§ **TASK INSTRUCTIONS**
Write out all of the data exactly as it appears.
### EXERCISE INPUT
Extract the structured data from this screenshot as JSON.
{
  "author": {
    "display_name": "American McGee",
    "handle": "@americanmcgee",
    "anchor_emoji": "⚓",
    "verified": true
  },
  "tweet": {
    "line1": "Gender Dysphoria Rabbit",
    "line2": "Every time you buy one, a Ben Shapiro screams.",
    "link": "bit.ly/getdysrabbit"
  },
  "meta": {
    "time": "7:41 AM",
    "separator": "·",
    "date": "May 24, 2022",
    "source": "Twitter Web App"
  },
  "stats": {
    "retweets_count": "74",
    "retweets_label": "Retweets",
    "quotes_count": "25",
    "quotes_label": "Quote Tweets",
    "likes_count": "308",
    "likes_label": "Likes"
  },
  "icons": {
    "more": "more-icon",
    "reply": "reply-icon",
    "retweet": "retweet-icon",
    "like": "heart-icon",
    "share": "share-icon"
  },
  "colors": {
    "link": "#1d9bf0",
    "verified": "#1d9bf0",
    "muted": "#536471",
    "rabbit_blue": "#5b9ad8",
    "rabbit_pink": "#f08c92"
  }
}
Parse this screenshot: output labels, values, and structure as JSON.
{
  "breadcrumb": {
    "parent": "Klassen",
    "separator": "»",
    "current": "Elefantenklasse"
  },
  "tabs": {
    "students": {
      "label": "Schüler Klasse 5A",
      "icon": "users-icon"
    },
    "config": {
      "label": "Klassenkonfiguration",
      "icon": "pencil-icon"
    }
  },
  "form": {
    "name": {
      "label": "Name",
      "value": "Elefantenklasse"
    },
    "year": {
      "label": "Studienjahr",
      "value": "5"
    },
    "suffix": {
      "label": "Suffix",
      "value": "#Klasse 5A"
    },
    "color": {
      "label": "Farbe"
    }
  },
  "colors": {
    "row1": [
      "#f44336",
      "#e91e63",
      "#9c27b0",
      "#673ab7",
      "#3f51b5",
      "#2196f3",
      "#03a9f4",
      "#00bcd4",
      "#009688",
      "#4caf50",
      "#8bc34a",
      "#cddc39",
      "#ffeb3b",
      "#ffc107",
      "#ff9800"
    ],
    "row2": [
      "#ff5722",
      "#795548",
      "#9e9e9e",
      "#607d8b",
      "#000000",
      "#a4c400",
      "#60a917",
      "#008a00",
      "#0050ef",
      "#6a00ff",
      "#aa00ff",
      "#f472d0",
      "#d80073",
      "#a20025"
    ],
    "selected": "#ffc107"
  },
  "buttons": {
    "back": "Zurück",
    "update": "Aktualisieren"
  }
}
######
§ **EXERCISE ANSWER**
Extract the structured data from this screenshot as JSON.
{
  "author": {
    "display_name": "American McGee",
    "handle": "@americanmcgee",
    "anchor_emoji": "⚓",
    "verified": true
  },
  "tweet": {
    "line1": "Gender Dysphoria Rabbit",
    "line2": "Every time you buy one, a Ben Shapiro screams.",
    "link": "bit.ly/getdysrabbit"
  },
  "meta": {
    "time": "7:41 AM",
    "separator": "·",
    "date": "May 24, 2022",
    "source": "Twitter Web App"
  },
  "stats": {
    "retweets_count": "74",
    "retweets_label": "Retweets",
    "quotes_count": "25",
    "quotes_label": "Quote Tweets",
    "likes_count": "308",
    "likes_label": "Likes"
  },
  "icons": {
    "more": "more-icon",
    "reply": "reply-icon",
    "retweet": "retweet-icon",
    "like": "heart-icon",
    "share": "share-icon"
  },
  "colors": {
    "link": "#1d9bf0",
    "verified": "#1d9bf0",
    "muted": "#536471",
    "rabbit_blue": "#5b9ad8",
    "rabbit_pink": "#f08c92"
  }
}
Parse this screenshot: output labels, values, and structure as JSON.
{
  "breadcrumb": {
    "parent": "Klassen",
    "separator": "»",
    "current": "Elefantenklasse"
  },
  "tabs": {
    "students": {
      "label": "Schüler Klasse 5A",
      "icon": "users-icon"
    },
    "config": {
      "label": "Klassenkonfiguration",
      "icon": "pencil-icon"
    }
  },
  "form": {
    "name": {
      "label": "Name",
      "value": "Elefantenklasse"
    },
    "year": {
      "label": "Studienjahr",
      "value": "5"
    },
    "suffix": {
      "label": "Suffix",
      "value": "#Klasse 5A"
    },
    "color": {
      "label": "Farbe"
    }
  },
  "colors": {
    "row1": [
      "#f44336",
      "#e91e63",
      "#9c27b0",
      "#673ab7",
      "#3f51b5",
      "#2196f3",
      "#03a9f4",
      "#00bcd4",
      "#009688",
      "#4caf50",
      "#8bc34a",
      "#cddc39",
      "#ffeb3b",
      "#ffc107",
      "#ff9800"
    ],
    "row2": [
      "#ff5722",
      "#795548",
      "#9e9e9e",
      "#607d8b",
      "#000000",
      "#a4c400",
      "#60a917",
      "#008a00",
      "#0050ef",
      "#6a00ff",
      "#aa00ff",
      "#f472d0",
      "#d80073",
      "#a20025"
    ],
    "selected": "#ffc107"
  },
  "buttons": {
    "back": "Zurück",
    "update": "Aktualisieren"
  }
}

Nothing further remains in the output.